PROBLEM DETAILS: Write out the lines of the records below word for word, from the very first line through the line that contains "colorbar-segment: [627, 98, 641, 126]", including both ends.

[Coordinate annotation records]
----

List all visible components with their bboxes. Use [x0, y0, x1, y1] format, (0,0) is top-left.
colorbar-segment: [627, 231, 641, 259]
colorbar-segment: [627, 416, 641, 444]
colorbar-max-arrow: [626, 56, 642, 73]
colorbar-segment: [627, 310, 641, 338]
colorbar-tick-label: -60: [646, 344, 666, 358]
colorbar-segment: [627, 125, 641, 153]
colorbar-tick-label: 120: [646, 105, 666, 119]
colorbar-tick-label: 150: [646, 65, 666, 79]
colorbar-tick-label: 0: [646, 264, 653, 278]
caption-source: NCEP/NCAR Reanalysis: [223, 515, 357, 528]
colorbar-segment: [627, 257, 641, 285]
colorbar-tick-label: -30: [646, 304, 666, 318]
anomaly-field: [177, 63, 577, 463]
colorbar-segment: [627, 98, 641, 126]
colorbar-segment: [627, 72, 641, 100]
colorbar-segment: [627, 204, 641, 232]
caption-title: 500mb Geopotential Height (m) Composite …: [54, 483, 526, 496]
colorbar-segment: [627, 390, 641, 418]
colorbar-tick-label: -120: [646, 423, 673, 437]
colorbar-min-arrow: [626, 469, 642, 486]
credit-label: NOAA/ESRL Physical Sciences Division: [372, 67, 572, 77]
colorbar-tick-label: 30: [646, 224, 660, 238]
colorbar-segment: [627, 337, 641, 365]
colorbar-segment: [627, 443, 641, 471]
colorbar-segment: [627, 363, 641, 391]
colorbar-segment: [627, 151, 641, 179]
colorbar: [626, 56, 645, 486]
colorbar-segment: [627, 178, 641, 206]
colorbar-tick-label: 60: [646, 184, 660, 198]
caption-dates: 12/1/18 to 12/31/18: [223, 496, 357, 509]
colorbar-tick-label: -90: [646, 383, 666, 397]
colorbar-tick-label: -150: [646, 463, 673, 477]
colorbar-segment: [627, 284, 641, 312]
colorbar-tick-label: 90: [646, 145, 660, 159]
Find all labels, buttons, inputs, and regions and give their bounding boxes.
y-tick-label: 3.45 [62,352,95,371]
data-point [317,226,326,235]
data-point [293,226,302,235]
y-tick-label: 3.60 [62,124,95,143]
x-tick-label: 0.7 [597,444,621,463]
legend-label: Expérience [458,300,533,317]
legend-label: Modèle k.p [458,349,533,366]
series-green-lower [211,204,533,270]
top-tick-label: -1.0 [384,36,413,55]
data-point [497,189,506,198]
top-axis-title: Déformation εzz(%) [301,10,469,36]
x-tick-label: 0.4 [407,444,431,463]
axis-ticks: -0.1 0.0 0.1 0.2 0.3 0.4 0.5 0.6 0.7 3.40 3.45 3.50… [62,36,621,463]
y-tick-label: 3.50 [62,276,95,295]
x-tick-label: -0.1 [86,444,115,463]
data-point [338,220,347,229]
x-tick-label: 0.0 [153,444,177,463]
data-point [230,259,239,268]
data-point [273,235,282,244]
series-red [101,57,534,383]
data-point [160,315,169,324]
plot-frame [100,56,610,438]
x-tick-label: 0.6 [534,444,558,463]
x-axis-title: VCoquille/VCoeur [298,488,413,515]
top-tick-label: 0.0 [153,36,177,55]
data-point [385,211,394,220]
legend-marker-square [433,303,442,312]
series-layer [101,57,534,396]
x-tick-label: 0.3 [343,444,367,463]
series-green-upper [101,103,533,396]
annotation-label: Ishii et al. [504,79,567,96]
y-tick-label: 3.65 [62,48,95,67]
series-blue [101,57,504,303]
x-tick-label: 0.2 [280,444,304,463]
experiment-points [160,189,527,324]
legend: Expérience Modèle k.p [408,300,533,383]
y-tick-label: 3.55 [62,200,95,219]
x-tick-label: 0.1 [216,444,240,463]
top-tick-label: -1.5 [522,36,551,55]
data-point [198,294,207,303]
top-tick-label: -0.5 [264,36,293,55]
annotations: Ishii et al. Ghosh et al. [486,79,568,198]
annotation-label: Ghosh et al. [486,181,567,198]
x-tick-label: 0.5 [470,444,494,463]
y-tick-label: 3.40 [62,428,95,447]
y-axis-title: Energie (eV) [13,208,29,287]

----

TASK RESULT:
List all visible components with their bboxes. Use [x0, y0, x1, y1] format, (0,0) is top-left.
colorbar-segment: [627, 231, 641, 259]
colorbar-segment: [627, 416, 641, 444]
colorbar-max-arrow: [626, 56, 642, 73]
colorbar-segment: [627, 310, 641, 338]
colorbar-tick-label: -60: [646, 344, 666, 358]
colorbar-segment: [627, 125, 641, 153]
colorbar-tick-label: 120: [646, 105, 666, 119]
colorbar-tick-label: 150: [646, 65, 666, 79]
colorbar-tick-label: 0: [646, 264, 653, 278]
caption-source: NCEP/NCAR Reanalysis: [223, 515, 357, 528]
colorbar-segment: [627, 257, 641, 285]
colorbar-tick-label: -30: [646, 304, 666, 318]
anomaly-field: [177, 63, 577, 463]
colorbar-segment: [627, 98, 641, 126]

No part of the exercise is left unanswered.